# [REQUIRED WORK]
Reproduce the listing below without changes, except that pictures are left out.

# [INPUT ROWS]
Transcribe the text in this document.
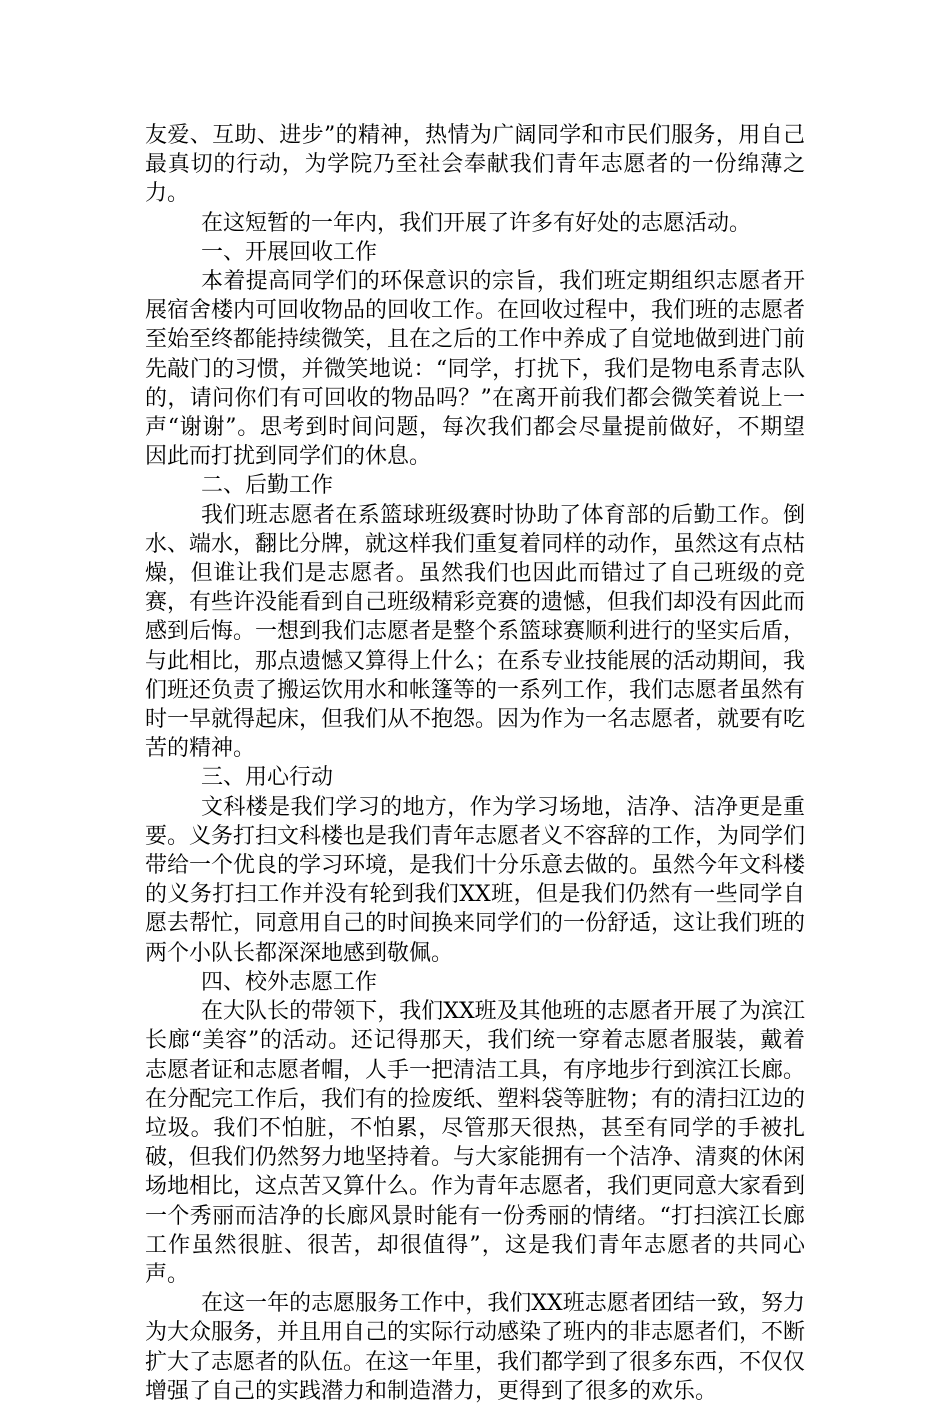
友爱、互助、进步”的精神，热情为广阔同学和市民们服务，用自己最真切的行动，为学院乃至社会奉献我们青年志愿者的一份绵薄之力。

在这短暂的一年内，我们开展了许多有好处的志愿活动。

一、开展回收工作

本着提高同学们的环保意识的宗旨，我们班定期组织志愿者开展宿舍楼内可回收物品的回收工作。在回收过程中，我们班的志愿者至始至终都能持续微笑，且在之后的工作中养成了自觉地做到进门前先敲门的习惯，并微笑地说：“同学，打扰下，我们是物电系青志队的，请问你们有可回收的物品吗？”在离开前我们都会微笑着说上一声“谢谢”。思考到时间问题，每次我们都会尽量提前做好，不期望因此而打扰到同学们的休息。

二、后勤工作

我们班志愿者在系篮球班级赛时协助了体育部的后勤工作。倒水、端水，翻比分牌，就这样我们重复着同样的动作，虽然这有点枯燥，但谁让我们是志愿者。虽然我们也因此而错过了自己班级的竞赛，有些许没能看到自己班级精彩竞赛的遗憾，但我们却没有因此而感到后悔。一想到我们志愿者是整个系篮球赛顺利进行的坚实后盾，与此相比，那点遗憾又算得上什么；在系专业技能展的活动期间，我们班还负责了搬运饮用水和帐篷等的一系列工作，我们志愿者虽然有时一早就得起床，但我们从不抱怨。因为作为一名志愿者，就要有吃苦的精神。

三、用心行动

文科楼是我们学习的地方，作为学习场地，洁净、洁净更是重要。义务打扫文科楼也是我们青年志愿者义不容辞的工作，为同学们带给一个优良的学习环境，是我们十分乐意去做的。虽然今年文科楼的义务打扫工作并没有轮到我们XX班，但是我们仍然有一些同学自愿去帮忙，同意用自己的时间换来同学们的一份舒适，这让我们班的两个小队长都深深地感到敬佩。

四、校外志愿工作

在大队长的带领下，我们XX班及其他班的志愿者开展了为滨江长廊“美容”的活动。还记得那天，我们统一穿着志愿者服装，戴着志愿者证和志愿者帽，人手一把清洁工具，有序地步行到滨江长廊。在分配完工作后，我们有的捡废纸、塑料袋等脏物；有的清扫江边的垃圾。我们不怕脏，不怕累，尽管那天很热，甚至有同学的手被扎破，但我们仍然努力地坚持着。与大家能拥有一个洁净、清爽的休闲场地相比，这点苦又算什么。作为青年志愿者，我们更同意大家看到一个秀丽而洁净的长廊风景时能有一份秀丽的情绪。“打扫滨江长廊工作虽然很脏、很苦，却很值得”，这是我们青年志愿者的共同心声。

在这一年的志愿服务工作中，我们XX班志愿者团结一致，努力为大众服务，并且用自己的实际行动感染了班内的非志愿者们，不断扩大了志愿者的队伍。在这一年里，我们都学到了很多东西，不仅仅增强了自己的实践潜力和制造潜力，更得到了很多的欢乐。
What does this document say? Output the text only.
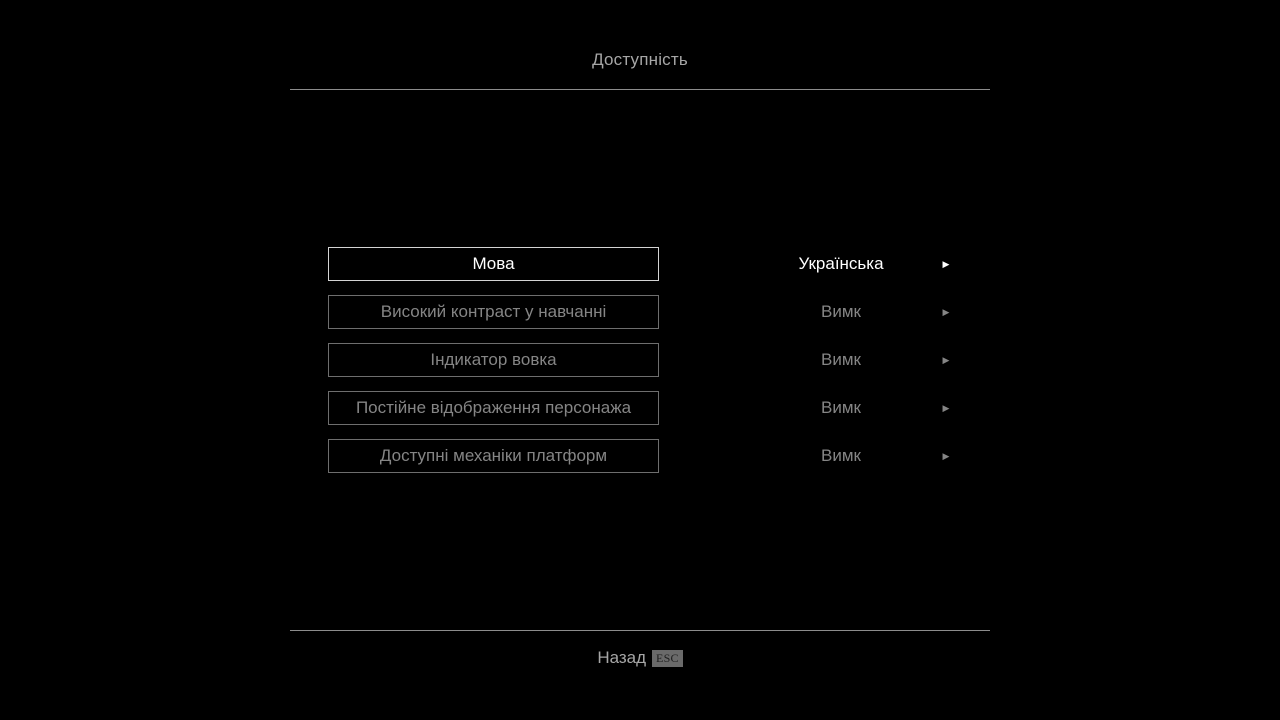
Доступність
Мова	Українська	▶
Високий контраст у навчанні	Вимк	▶
Індикатор вовка	Вимк	▶
Постійне відображення персонажа	Вимк	▶
Доступні механіки платформ	Вимк	▶
Назад ESC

# [RESULT FOR THIS EXERCISE]
Transcribe the text in this document.
友爱、互助、进步”的精神，热情为广阔同学和市民们服务，用自己最真切的行动，为学院乃至社会奉献我们青年志愿者的一份绵薄之力。

在这短暂的一年内，我们开展了许多有好处的志愿活动。

一、开展回收工作

本着提高同学们的环保意识的宗旨，我们班定期组织志愿者开展宿舍楼内可回收物品的回收工作。在回收过程中，我们班的志愿者至始至终都能持续微笑，且在之后的工作中养成了自觉地做到进门前先敲门的习惯，并微笑地说：“同学，打扰下，我们是物电系青志队的，请问你们有可回收的物品吗？”在离开前我们都会微笑着说上一声“谢谢”。思考到时间问题，每次我们都会尽量提前做好，不期望因此而打扰到同学们的休息。

二、后勤工作

我们班志愿者在系篮球班级赛时协助了体育部的后勤工作。倒水、端水，翻比分牌，就这样我们重复着同样的动作，虽然这有点枯燥，但谁让我们是志愿者。虽然我们也因此而错过了自己班级的竞赛，有些许没能看到自己班级精彩竞赛的遗憾，但我们却没有因此而感到后悔。一想到我们志愿者是整个系篮球赛顺利进行的坚实后盾，与此相比，那点遗憾又算得上什么；在系专业技能展的活动期间，我们班还负责了搬运饮用水和帐篷等的一系列工作，我们志愿者虽然有时一早就得起床，但我们从不抱怨。因为作为一名志愿者，就要有吃苦的精神。

三、用心行动

文科楼是我们学习的地方，作为学习场地，洁净、洁净更是重要。义务打扫文科楼也是我们青年志愿者义不容辞的工作，为同学们带给一个优良的学习环境，是我们十分乐意去做的。虽然今年文科楼的义务打扫工作并没有轮到我们XX班，但是我们仍然有一些同学自愿去帮忙，同意用自己的时间换来同学们的一份舒适，这让我们班的两个小队长都深深地感到敬佩。

四、校外志愿工作

在大队长的带领下，我们XX班及其他班的志愿者开展了为滨江长廊“美容”的活动。还记得那天，我们统一穿着志愿者服装，戴着志愿者证和志愿者帽，人手一把清洁工具，有序地步行到滨江长廊。在分配完工作后，我们有的捡废纸、塑料袋等脏物；有的清扫江边的垃圾。我们不怕脏，不怕累，尽管那天很热，甚至有同学的手被扎破，但我们仍然努力地坚持着。与大家能拥有一个洁净、清爽的休闲场地相比，这点苦又算什么。作为青年志愿者，我们更同意大家看到一个秀丽而洁净的长廊风景时能有一份秀丽的情绪。“打扫滨江长廊工作虽然很脏、很苦，却很值得”，这是我们青年志愿者的共同心声。

在这一年的志愿服务工作中，我们XX班志愿者团结一致，努力为大众服务，并且用自己的实际行动感染了班内的非志愿者们，不断扩大了志愿者的队伍。在这一年里，我们都学到了很多东西，不仅仅增强了自己的实践潜力和制造潜力，更得到了很多的欢乐。
What does this document say? Output the text only.
Доступність
Мова	Українська	▶
Високий контраст у навчанні	Вимк	▶
Індикатор вовка	Вимк	▶
Постійне відображення персонажа	Вимк	▶
Доступні механіки платформ	Вимк	▶
Назад ESC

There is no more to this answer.